(Material to process):
┄┄┄┄┄┄┄┄┄┄
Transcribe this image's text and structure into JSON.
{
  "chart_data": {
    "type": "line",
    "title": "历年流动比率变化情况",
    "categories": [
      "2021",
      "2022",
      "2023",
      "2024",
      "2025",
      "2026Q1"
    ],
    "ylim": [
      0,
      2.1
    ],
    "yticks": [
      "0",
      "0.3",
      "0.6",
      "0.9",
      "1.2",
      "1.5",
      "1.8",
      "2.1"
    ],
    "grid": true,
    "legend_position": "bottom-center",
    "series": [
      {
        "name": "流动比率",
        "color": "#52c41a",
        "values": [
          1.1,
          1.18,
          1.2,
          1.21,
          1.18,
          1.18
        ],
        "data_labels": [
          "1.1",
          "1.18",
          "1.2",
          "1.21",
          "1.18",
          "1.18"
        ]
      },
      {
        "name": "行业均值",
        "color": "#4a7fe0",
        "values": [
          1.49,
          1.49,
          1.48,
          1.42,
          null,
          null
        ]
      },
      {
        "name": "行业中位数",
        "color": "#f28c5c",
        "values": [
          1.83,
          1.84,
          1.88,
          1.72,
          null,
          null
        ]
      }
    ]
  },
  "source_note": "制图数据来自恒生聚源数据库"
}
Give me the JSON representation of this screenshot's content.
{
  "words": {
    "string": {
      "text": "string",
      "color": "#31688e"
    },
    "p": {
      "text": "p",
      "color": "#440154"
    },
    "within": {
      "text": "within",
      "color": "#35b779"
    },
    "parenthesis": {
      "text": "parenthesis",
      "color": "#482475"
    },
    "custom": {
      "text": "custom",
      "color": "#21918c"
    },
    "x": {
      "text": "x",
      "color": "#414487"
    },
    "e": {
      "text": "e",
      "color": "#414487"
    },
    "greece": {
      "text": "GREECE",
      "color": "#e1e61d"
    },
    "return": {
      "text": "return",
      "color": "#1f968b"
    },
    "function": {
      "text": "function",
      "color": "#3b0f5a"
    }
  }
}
┄┄┄┄┄┄┄┄┄┄
(Aim of the exercise): Find the string "text" in the entries above and return each line that holds it.

(Solution to the problem):
Transcribe this image's text and structure into JSON.
      "text": "string",
      "text": "p",
      "text": "within",
      "text": "parenthesis",
      "text": "custom",
      "text": "x",
      "text": "e",
      "text": "GREECE",
      "text": "return",
      "text": "function",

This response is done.